_Stored data entries:_
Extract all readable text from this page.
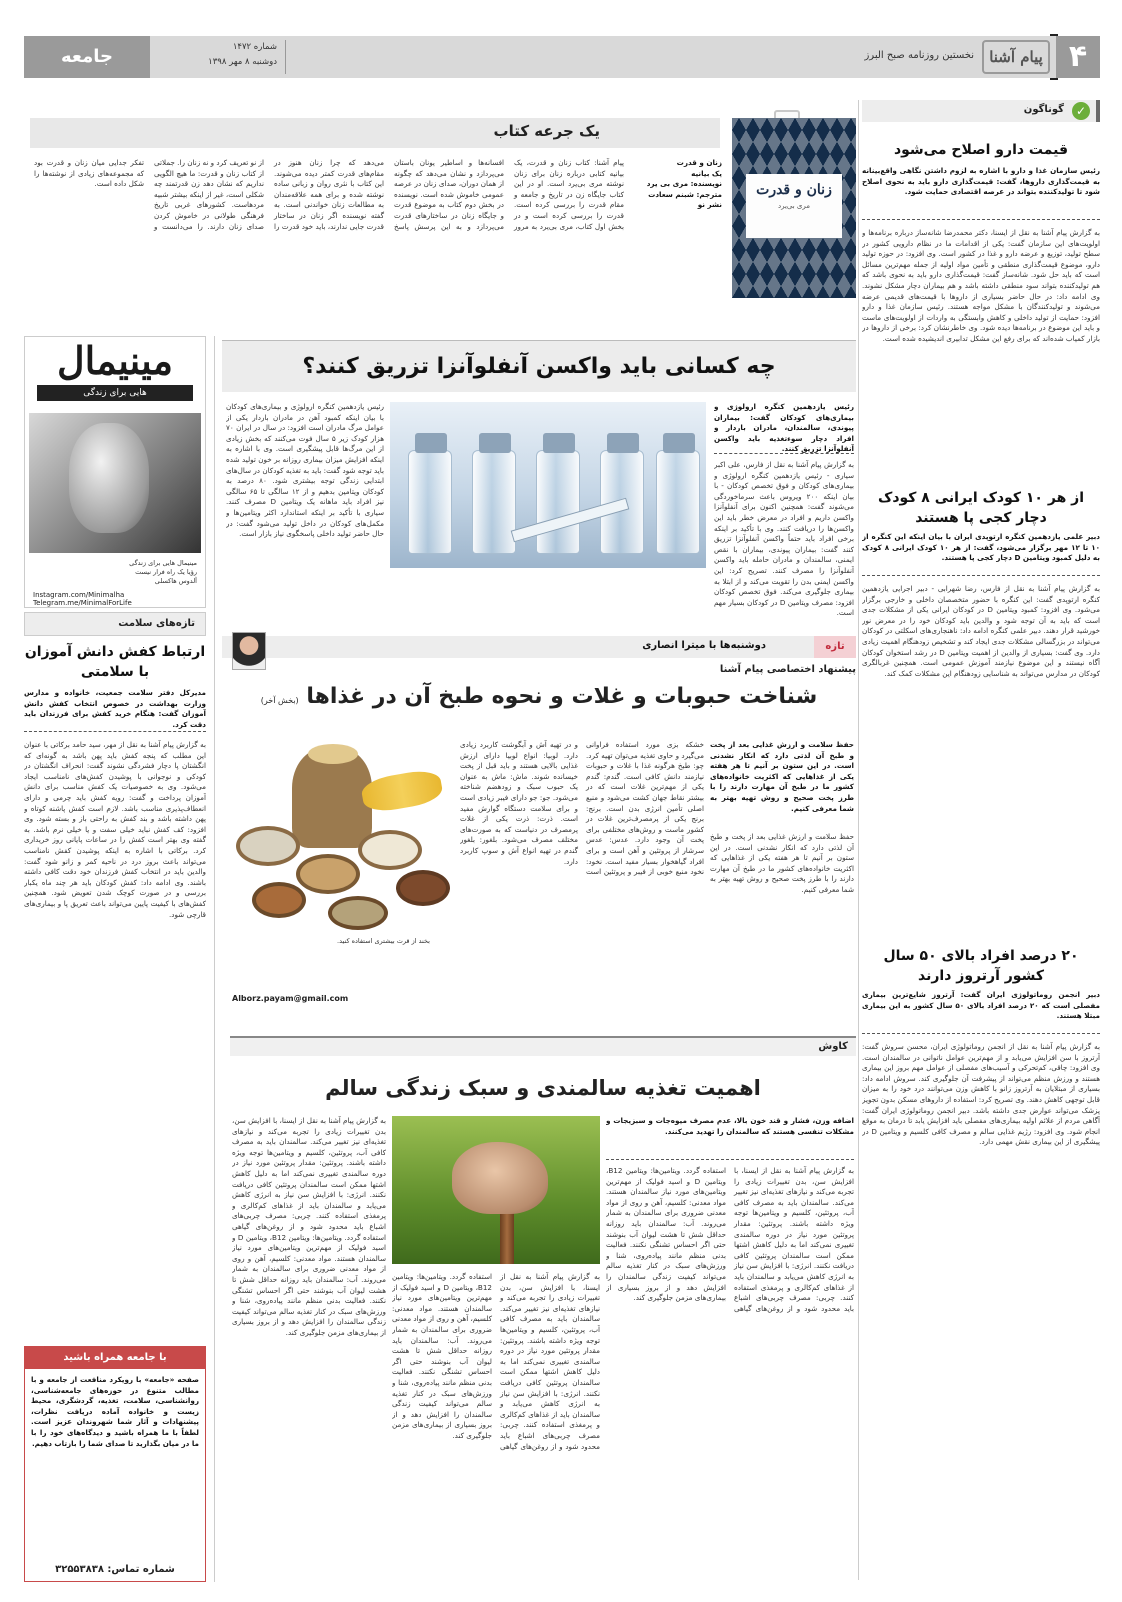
۴
پیام آشنا
نخستین روزنامه صبح البرز
شماره ۱۴۷۲
دوشنبه ۸ مهر ۱۳۹۸
جامعه
✓
گوناگون
قیمت دارو اصلاح می‌شود
رئیس سازمان غذا و دارو با اشاره به لزوم داشتن نگاهی واقع‌بینانه به قیمت‌گذاری داروها، گفت: قیمت‌گذاری دارو باید به نحوی اصلاح شود تا تولیدکننده بتواند در عرصه اقتصادی حمایت شود.
به گزارش پیام آشنا به نقل از ایسنا، دکتر محمدرضا شانه‌ساز درباره برنامه‌ها و اولویت‌های این سازمان گفت: یکی از اقدامات ما در نظام دارویی کشور در سطح تولید، توزیع و عرضه دارو و غذا در کشور است. وی افزود: در حوزه تولید دارو، موضوع قیمت‌گذاری منطقی و تأمین مواد اولیه از جمله مهم‌ترین مسائل است که باید حل شود. شانه‌ساز گفت: قیمت‌گذاری دارو باید به نحوی باشد که هم تولیدکننده بتواند سود منطقی داشته باشد و هم بیماران دچار مشکل نشوند. وی ادامه داد: در حال حاضر بسیاری از داروها با قیمت‌های قدیمی عرضه می‌شوند و تولیدکنندگان با مشکل مواجه هستند. رئیس سازمان غذا و دارو افزود: حمایت از تولید داخلی و کاهش وابستگی به واردات از اولویت‌های ماست و باید این موضوع در برنامه‌ها دیده شود. وی خاطرنشان کرد: برخی از داروها در بازار کمیاب شده‌اند که برای رفع این مشکل تدابیری اندیشیده شده است.
از هر ۱۰ کودک ایرانی ۸ کودک دچار کجی پا هستند
دبیر علمی یازدهمین کنگره ارتوپدی ایران با بیان اینکه این کنگره از ۱۰ تا ۱۲ مهر برگزار می‌شود، گفت: از هر ۱۰ کودک ایرانی ۸ کودک به دلیل کمبود ویتامین D دچار کجی پا هستند.
به گزارش پیام آشنا به نقل از فارس، رضا شهرابی - دبیر اجرایی یازدهمین کنگره ارتوپدی گفت: این کنگره با حضور متخصصان داخلی و خارجی برگزار می‌شود. وی افزود: کمبود ویتامین D در کودکان ایرانی یکی از مشکلات جدی است که باید به آن توجه شود و والدین باید کودکان خود را در معرض نور خورشید قرار دهند. دبیر علمی کنگره ادامه داد: ناهنجاری‌های اسکلتی در کودکان می‌تواند در بزرگسالی مشکلات جدی ایجاد کند و تشخیص زودهنگام اهمیت زیادی دارد. وی گفت: بسیاری از والدین از اهمیت ویتامین D در رشد استخوان کودکان آگاه نیستند و این موضوع نیازمند آموزش عمومی است. همچنین غربالگری کودکان در مدارس می‌تواند به شناسایی زودهنگام این مشکلات کمک کند.
۲۰ درصد افراد بالای ۵۰ سال کشور آرتروز دارند
دبیر انجمن روماتولوژی ایران گفت: آرتروز شایع‌ترین بیماری مفصلی است که ۲۰ درصد افراد بالای ۵۰ سال کشور به این بیماری مبتلا هستند.
به گزارش پیام آشنا به نقل از انجمن روماتولوژی ایران، محسن سروش گفت: آرتروز با سن افزایش می‌یابد و از مهم‌ترین عوامل ناتوانی در سالمندان است. وی افزود: چاقی، کم‌تحرکی و آسیب‌های مفصلی از عوامل مهم بروز این بیماری هستند و ورزش منظم می‌تواند از پیشرفت آن جلوگیری کند. سروش ادامه داد: بسیاری از مبتلایان به آرتروز زانو با کاهش وزن می‌توانند درد خود را به میزان قابل توجهی کاهش دهند. وی تصریح کرد: استفاده از داروهای مسکن بدون تجویز پزشک می‌تواند عوارض جدی داشته باشد. دبیر انجمن روماتولوژی ایران گفت: آگاهی مردم از علائم اولیه بیماری‌های مفصلی باید افزایش یابد تا درمان به موقع انجام شود. وی افزود: رژیم غذایی سالم و مصرف کافی کلسیم و ویتامین D در پیشگیری از این بیماری نقش مهمی دارد.
یک جرعه کتاب
زنان و قدرت
مری بی‌یرد
زنان و قدرت
یک بیانیه
نویسنده: مری بی یرد
مترجم: شبنم سعادت
نشر نو
پیام آشنا: کتاب زنان و قدرت، یک بیانیه کتابی درباره زنان برای زنان نوشته مری بی‌یرد است. او در این کتاب جایگاه زن در تاریخ و جامعه و مقام قدرت را بررسی کرده است. قدرت را بررسی کرده است و در بخش اول کتاب، مری بی‌یرد به مرور افسانه‌ها و اساطیر یونان باستان می‌پردازد و نشان می‌دهد که چگونه از همان دوران، صدای زنان در عرصه عمومی خاموش شده است. نویسنده در بخش دوم کتاب به موضوع قدرت و جایگاه زنان در ساختارهای قدرت می‌پردازد و به این پرسش پاسخ می‌دهد که چرا زنان هنوز در مقام‌های قدرت کمتر دیده می‌شوند. این کتاب با نثری روان و زبانی ساده نوشته شده و برای همه علاقه‌مندان به مطالعات زنان خواندنی است. به گفته نویسنده اگر زنان در ساختار قدرت جایی ندارند، باید خود قدرت را از نو تعریف کرد و نه زنان را. جملاتی از کتاب زنان و قدرت: ما هیچ الگویی نداریم که نشان دهد زن قدرتمند چه شکلی است، غیر از اینکه بیشتر شبیه مردهاست. کشورهای غربی تاریخ فرهنگی طولانی در خاموش کردن صدای زنان دارند. را می‌دانست و تفکر جدایی میان زنان و قدرت بود که مجموعه‌های زیادی از نوشته‌ها را شکل داده است.
مینیمال
هایی برای زندگی
مینیمال هایی برای زندگی
رؤیا یک راه فرار نیست
آلدوس هاکسلی
Instagram.com/Minimalha
Telegram.me/MinimalForLife
چه کسانی باید واکسن آنفلوآنزا تزریق کنند؟
رئیس یازدهمین کنگره ارولوژی و بیماری‌های کودکان گفت: بیماران پیوندی، سالمندان، مادران باردار و افراد دچار سوءتغذیه باید واکسن آنفلوآنزا تزریق کنند.
به گزارش پیام آشنا به نقل از فارس، علی اکبر سیاری - رئیس یازدهمین کنگره ارولوژی و بیماری‌های کودکان و فوق تخصص کودکان - با بیان اینکه ۲۰۰ ویروس باعث سرماخوردگی می‌شوند گفت: همچنین اکنون برای آنفلوآنزا واکسن داریم و افراد در معرض خطر باید این واکسن‌ها را دریافت کنند. وی با تأکید بر اینکه برخی افراد باید حتماً واکسن آنفلوآنزا تزریق کنند گفت: بیماران پیوندی، بیماران با نقص ایمنی، سالمندان و مادران حامله باید واکسن آنفلوآنزا را مصرف کنند. تصریح کرد: این واکسن ایمنی بدن را تقویت می‌کند و از ابتلا به بیماری جلوگیری می‌کند. فوق تخصص کودکان افزود: مصرف ویتامین D در کودکان بسیار مهم است.
رئیس یازدهمین کنگره ارولوژی و بیماری‌های کودکان با بیان اینکه کمبود آهن در مادران باردار یکی از عوامل مرگ مادران است افزود: در سال در ایران ۷۰ هزار کودک زیر ۵ سال فوت می‌کنند که بخش زیادی از این مرگ‌ها قابل پیشگیری است. وی با اشاره به اینکه افزایش میزان بیماری روزانه بر خون تولید شده باید توجه شود گفت: باید به تغذیه کودکان در سال‌های ابتدایی زندگی توجه بیشتری شود. ۸۰ درصد به کودکان ویتامین بدهیم و از ۱۲ سالگی تا ۶۵ سالگی نیز افراد باید ماهانه یک ویتامین D مصرف کنند. سیاری با تأکید بر اینکه استاندارد اکثر ویتامین‌ها و مکمل‌های کودکان در داخل تولید می‌شود گفت: در حال حاضر تولید داخلی پاسخگوی نیاز بازار است.
دوشنبه‌ها با میترا انصاری	تازه
پیشنهاد اختصاصی پیام آشنا
شناخت حبوبات و غلات و نحوه طبخ آن در غذاها (بخش آخر)
حفظ سلامت و ارزش غذایی بعد از پخت و طبخ آن لذتی دارد که انکار نشدنی است. در این ستون بر آنیم تا هر هفته یکی از غذاهایی که اکثریت خانواده‌های کشور ما در طبخ آن مهارت دارند را با طرز پخت صحیح و روش تهیه بهتر به شما معرفی کنیم.
خشکه بزی مورد استفاده فراوانی می‌گیرد و حاوی تغذیه می‌توان تهیه کرد. چو: طبخ هرگونه غذا با غلات و حبوبات نیازمند دانش کافی است. گندم: گندم یکی از مهم‌ترین غلات است که در بیشتر نقاط جهان کشت می‌شود و منبع اصلی تأمین انرژی بدن است. برنج: برنج یکی از پرمصرف‌ترین غلات در کشور ماست و روش‌های مختلفی برای پخت آن وجود دارد. عدس: عدس سرشار از پروتئین و آهن است و برای افراد گیاهخوار بسیار مفید است. نخود: نخود منبع خوبی از فیبر و پروتئین است و در تهیه آش و آبگوشت کاربرد زیادی دارد. لوبیا: انواع لوبیا دارای ارزش غذایی بالایی هستند و باید قبل از پخت خیسانده شوند. ماش: ماش به عنوان یک حبوب سبک و زودهضم شناخته می‌شود. جو: جو دارای فیبر زیادی است و برای سلامت دستگاه گوارش مفید است. ذرت: ذرت یکی از غلات پرمصرف در دنیاست که به صورت‌های مختلف مصرف می‌شود. بلغور: بلغور گندم در تهیه انواع آش و سوپ کاربرد دارد.
حفظ سلامت و ارزش غذایی بعد از پخت و طبخ آن لذتی دارد که انکار نشدنی است. در این ستون بر آنیم تا هر هفته یکی از غذاهایی که اکثریت خانواده‌های کشور ما در طبخ آن مهارت دارند را با طرز پخت صحیح و روش تهیه بهتر به شما معرفی کنیم.
بخند از قرت بیشتری استفاده کنید.
Alborz.payam@gmail.com
تازه‌های سلامت
ارتباط کفش دانش آموزان با سلامتی
مدیرکل دفتر سلامت جمعیت، خانواده و مدارس وزارت بهداشت در خصوص انتخاب کفش دانش آموزان گفت: هنگام خرید کفش برای فرزندان باید دقت کرد.
به گزارش پیام آشنا به نقل از مهر، سید حامد برکاتی با عنوان این مطلب که پنجه کفش باید پهن باشد به گونه‌ای که انگشتان پا دچار فشردگی نشوند گفت: انحراف انگشتان در کودکی و نوجوانی با پوشیدن کفش‌های نامناسب ایجاد می‌شود. وی به خصوصیات یک کفش مناسب برای دانش آموزان پرداخت و گفت: رویه کفش باید چرمی و دارای انعطاف‌پذیری مناسب باشد. لازم است کفش پاشنه کوتاه و پهن داشته باشد و بند کفش به راحتی باز و بسته شود. وی افزود: کف کفش نباید خیلی سفت و یا خیلی نرم باشد. به گفته وی بهتر است کفش را در ساعات پایانی روز خریداری کرد. برکاتی با اشاره به اینکه پوشیدن کفش نامناسب می‌تواند باعث بروز درد در ناحیه کمر و زانو شود گفت: والدین باید در انتخاب کفش فرزندان خود دقت کافی داشته باشند. وی ادامه داد: کفش کودکان باید هر چند ماه یکبار بررسی و در صورت کوچک شدن تعویض شود. همچنین کفش‌های با کیفیت پایین می‌تواند باعث تعریق پا و بیماری‌های قارچی شود.
با جامعه همراه باشید
صفحه «جامعه» با رویکرد منافعت از جامعه و با مطالب متنوع در حوزه‌های جامعه‌شناسی، روانشناسی، سلامت، تغذیه، گردشگری، محیط زیست و خانواده آماده دریافت نظرات، پیشنهادات و آثار شما شهروندان عزیز است. لطفاً با ما همراه باشید و دیدگاه‌های خود را با ما در میان بگذارید تا صدای شما را بازتاب دهیم.
شماره تماس: ۳۲۵۵۳۸۳۸
کاوش
اهمیت تغذیه سالمندی و سبک زندگی سالم
اضافه وزن، فشار و قند خون بالا، عدم مصرف میوه‌جات و سبزیجات و مشکلات تنفسی هستند که سالمندان را تهدید می‌کنند.
به گزارش پیام آشنا به نقل از ایسنا، با افزایش سن، بدن تغییرات زیادی را تجربه می‌کند و نیازهای تغذیه‌ای نیز تغییر می‌کند. سالمندان باید به مصرف کافی آب، پروتئین، کلسیم و ویتامین‌ها توجه ویژه داشته باشند. پروتئین: مقدار پروتئین مورد نیاز در دوره سالمندی تغییری نمی‌کند اما به دلیل کاهش اشتها ممکن است سالمندان پروتئین کافی دریافت نکنند. انرژی: با افزایش سن نیاز به انرژی کاهش می‌یابد و سالمندان باید از غذاهای کم‌کالری و پرمغذی استفاده کنند. چربی: مصرف چربی‌های اشباع باید محدود شود و از روغن‌های گیاهی استفاده گردد. ویتامین‌ها: ویتامین B12، ویتامین D و اسید فولیک از مهم‌ترین ویتامین‌های مورد نیاز سالمندان هستند. مواد معدنی: کلسیم، آهن و روی از مواد معدنی ضروری برای سالمندان به شمار می‌روند. آب: سالمندان باید روزانه حداقل شش تا هشت لیوان آب بنوشند حتی اگر احساس تشنگی نکنند. فعالیت بدنی منظم مانند پیاده‌روی، شنا و ورزش‌های سبک در کنار تغذیه سالم می‌تواند کیفیت زندگی سالمندان را افزایش دهد و از بروز بسیاری از بیماری‌های مزمن جلوگیری کند.
به گزارش پیام آشنا به نقل از ایسنا، با افزایش سن، بدن تغییرات زیادی را تجربه می‌کند و نیازهای تغذیه‌ای نیز تغییر می‌کند. سالمندان باید به مصرف کافی آب، پروتئین، کلسیم و ویتامین‌ها توجه ویژه داشته باشند. پروتئین: مقدار پروتئین مورد نیاز در دوره سالمندی تغییری نمی‌کند اما به دلیل کاهش اشتها ممکن است سالمندان پروتئین کافی دریافت نکنند. انرژی: با افزایش سن نیاز به انرژی کاهش می‌یابد و سالمندان باید از غذاهای کم‌کالری و پرمغذی استفاده کنند. چربی: مصرف چربی‌های اشباع باید محدود شود و از روغن‌های گیاهی استفاده گردد. ویتامین‌ها: ویتامین B12، ویتامین D و اسید فولیک از مهم‌ترین ویتامین‌های مورد نیاز سالمندان هستند. مواد معدنی: کلسیم، آهن و روی از مواد معدنی ضروری برای سالمندان به شمار می‌روند. آب: سالمندان باید روزانه حداقل شش تا هشت لیوان آب بنوشند حتی اگر احساس تشنگی نکنند. فعالیت بدنی منظم مانند پیاده‌روی، شنا و ورزش‌های سبک در کنار تغذیه سالم می‌تواند کیفیت زندگی سالمندان را افزایش دهد و از بروز بسیاری از بیماری‌های مزمن جلوگیری کند.
به گزارش پیام آشنا به نقل از ایسنا، با افزایش سن، بدن تغییرات زیادی را تجربه می‌کند و نیازهای تغذیه‌ای نیز تغییر می‌کند. سالمندان باید به مصرف کافی آب، پروتئین، کلسیم و ویتامین‌ها توجه ویژه داشته باشند. پروتئین: مقدار پروتئین مورد نیاز در دوره سالمندی تغییری نمی‌کند اما به دلیل کاهش اشتها ممکن است سالمندان پروتئین کافی دریافت نکنند. انرژی: با افزایش سن نیاز به انرژی کاهش می‌یابد و سالمندان باید از غذاهای کم‌کالری و پرمغذی استفاده کنند. چربی: مصرف چربی‌های اشباع باید محدود شود و از روغن‌های گیاهی استفاده گردد. ویتامین‌ها: ویتامین B12، ویتامین D و اسید فولیک از مهم‌ترین ویتامین‌های مورد نیاز سالمندان هستند. مواد معدنی: کلسیم، آهن و روی از مواد معدنی ضروری برای سالمندان به شمار می‌روند. آب: سالمندان باید روزانه حداقل شش تا هشت لیوان آب بنوشند حتی اگر احساس تشنگی نکنند. فعالیت بدنی منظم مانند پیاده‌روی، شنا و ورزش‌های سبک در کنار تغذیه سالم می‌تواند کیفیت زندگی سالمندان را افزایش دهد و از بروز بسیاری از بیماری‌های مزمن جلوگیری کند.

_Your instructions:_ Select every line of the material above holding the word "اهمیت" and copy it.

_Task output:_
به گزارش پیام آشنا به نقل از فارس، رضا شهرابی - دبیر اجرایی یازدهمین کنگره ارتوپدی گفت: این کنگره با حضور متخصصان داخلی و خارجی برگزار می‌شود. وی افزود: کمبود ویتامین D در کودکان ایرانی یکی از مشکلات جدی است که باید به آن توجه شود و والدین باید کودکان خود را در معرض نور خورشید قرار دهند. دبیر علمی کنگره ادامه داد: ناهنجاری‌های اسکلتی در کودکان می‌تواند در بزرگسالی مشکلات جدی ایجاد کند و تشخیص زودهنگام اهمیت زیادی دارد. وی گفت: بسیاری از والدین از اهمیت ویتامین D در رشد استخوان کودکان آگاه نیستند و این موضوع نیازمند آموزش عمومی است. همچنین غربالگری کودکان در مدارس می‌تواند به شناسایی زودهنگام این مشکلات کمک کند.
اهمیت تغذیه سالمندی و سبک زندگی سالم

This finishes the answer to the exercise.